**Work required:**
Write every record out again exactly as given.

Dataset records

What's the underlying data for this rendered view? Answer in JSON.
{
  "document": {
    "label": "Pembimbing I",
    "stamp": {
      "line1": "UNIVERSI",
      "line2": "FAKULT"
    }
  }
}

**Written solution:**
What's the underlying data for this rendered view? Answer in JSON.
{
  "document": {
    "label": "Pembimbing I",
    "stamp": {
      "line1": "UNIVERSI",
      "line2": "FAKULT"
    }
  }
}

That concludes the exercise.